**Stated goal**:
Please write out the material word for word, from the line that contains "forecast-day-name: Thu — [715, 157, 740, 172]" through the line that contains "humidity-reading: Humidity: 38.34", and include both of those lines.

[Available records start]

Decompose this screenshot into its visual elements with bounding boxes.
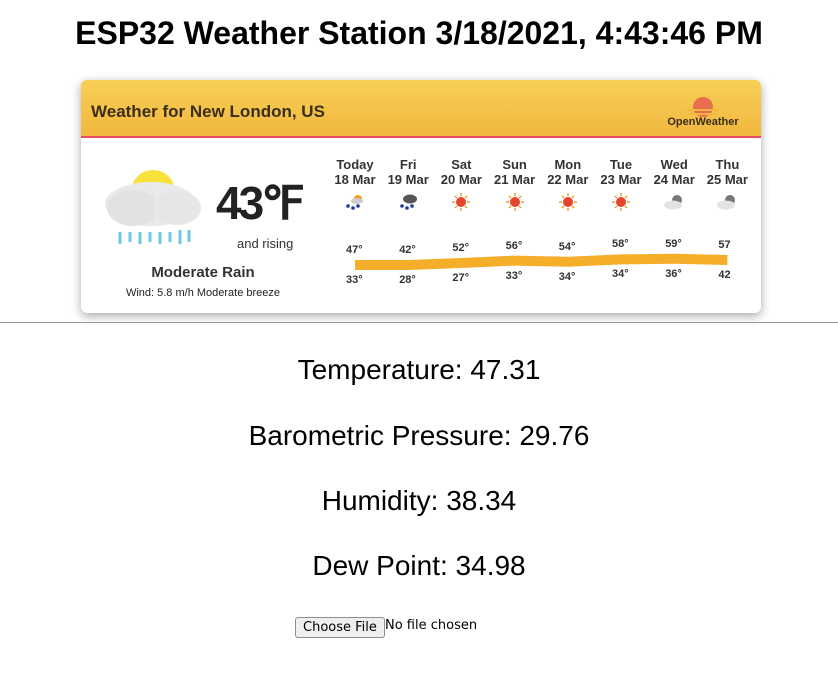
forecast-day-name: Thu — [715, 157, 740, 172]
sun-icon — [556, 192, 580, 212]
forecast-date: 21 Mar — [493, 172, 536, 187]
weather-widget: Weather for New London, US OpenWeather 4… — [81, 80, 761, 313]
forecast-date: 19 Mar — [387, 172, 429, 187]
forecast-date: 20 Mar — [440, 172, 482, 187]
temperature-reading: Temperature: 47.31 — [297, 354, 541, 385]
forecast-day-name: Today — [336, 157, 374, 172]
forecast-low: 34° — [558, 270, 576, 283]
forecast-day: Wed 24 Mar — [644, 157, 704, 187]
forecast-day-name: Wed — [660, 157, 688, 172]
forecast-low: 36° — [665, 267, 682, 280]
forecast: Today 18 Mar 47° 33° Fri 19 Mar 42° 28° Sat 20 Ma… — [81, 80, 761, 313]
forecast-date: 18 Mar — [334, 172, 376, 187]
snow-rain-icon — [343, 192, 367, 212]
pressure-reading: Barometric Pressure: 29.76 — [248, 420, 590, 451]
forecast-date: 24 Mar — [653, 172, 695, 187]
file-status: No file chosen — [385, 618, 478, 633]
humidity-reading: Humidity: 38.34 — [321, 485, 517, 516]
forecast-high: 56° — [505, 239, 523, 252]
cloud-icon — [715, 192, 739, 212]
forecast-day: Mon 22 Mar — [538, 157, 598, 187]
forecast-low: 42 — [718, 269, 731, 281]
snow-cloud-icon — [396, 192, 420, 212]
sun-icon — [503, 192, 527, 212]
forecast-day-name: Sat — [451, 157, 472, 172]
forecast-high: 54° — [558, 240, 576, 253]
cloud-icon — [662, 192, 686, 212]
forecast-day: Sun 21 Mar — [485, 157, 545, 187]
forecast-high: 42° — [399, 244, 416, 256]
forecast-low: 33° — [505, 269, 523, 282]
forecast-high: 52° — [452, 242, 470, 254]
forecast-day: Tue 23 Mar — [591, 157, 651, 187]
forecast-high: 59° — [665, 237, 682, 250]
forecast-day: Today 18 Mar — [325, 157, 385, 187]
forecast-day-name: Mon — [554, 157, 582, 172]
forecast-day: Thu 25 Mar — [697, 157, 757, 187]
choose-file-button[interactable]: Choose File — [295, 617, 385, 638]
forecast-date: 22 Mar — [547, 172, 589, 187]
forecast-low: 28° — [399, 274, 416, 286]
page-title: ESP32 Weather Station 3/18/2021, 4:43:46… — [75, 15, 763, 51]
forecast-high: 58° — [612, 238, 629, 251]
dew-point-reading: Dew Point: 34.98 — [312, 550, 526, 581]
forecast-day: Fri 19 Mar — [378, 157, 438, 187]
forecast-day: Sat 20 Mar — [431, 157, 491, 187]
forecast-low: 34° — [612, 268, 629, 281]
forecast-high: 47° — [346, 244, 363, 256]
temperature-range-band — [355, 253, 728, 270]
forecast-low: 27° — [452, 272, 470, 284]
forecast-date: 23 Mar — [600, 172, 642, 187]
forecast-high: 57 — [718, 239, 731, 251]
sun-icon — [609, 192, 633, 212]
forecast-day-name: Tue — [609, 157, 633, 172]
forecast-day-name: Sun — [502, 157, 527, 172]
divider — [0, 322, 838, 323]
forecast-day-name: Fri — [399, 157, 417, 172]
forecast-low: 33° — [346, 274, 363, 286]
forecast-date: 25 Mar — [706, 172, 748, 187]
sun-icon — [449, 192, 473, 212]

[Available records end]

**Correct output**:
forecast-day-name: Thu — [715, 157, 740, 172]
sun-icon — [556, 192, 580, 212]
forecast-date: 21 Mar — [493, 172, 536, 187]
weather-widget: Weather for New London, US OpenWeather 4… — [81, 80, 761, 313]
forecast-date: 19 Mar — [387, 172, 429, 187]
forecast-date: 20 Mar — [440, 172, 482, 187]
temperature-reading: Temperature: 47.31 — [297, 354, 541, 385]
forecast-day-name: Today — [336, 157, 374, 172]
forecast-low: 34° — [558, 270, 576, 283]
forecast-day: Wed 24 Mar — [644, 157, 704, 187]
forecast-day-name: Wed — [660, 157, 688, 172]
forecast-low: 36° — [665, 267, 682, 280]
forecast: Today 18 Mar 47° 33° Fri 19 Mar 42° 28° Sat 20 Ma… — [81, 80, 761, 313]
forecast-date: 18 Mar — [334, 172, 376, 187]
snow-rain-icon — [343, 192, 367, 212]
pressure-reading: Barometric Pressure: 29.76 — [248, 420, 590, 451]
forecast-date: 24 Mar — [653, 172, 695, 187]
file-status: No file chosen — [385, 618, 478, 633]
humidity-reading: Humidity: 38.34 — [321, 485, 517, 516]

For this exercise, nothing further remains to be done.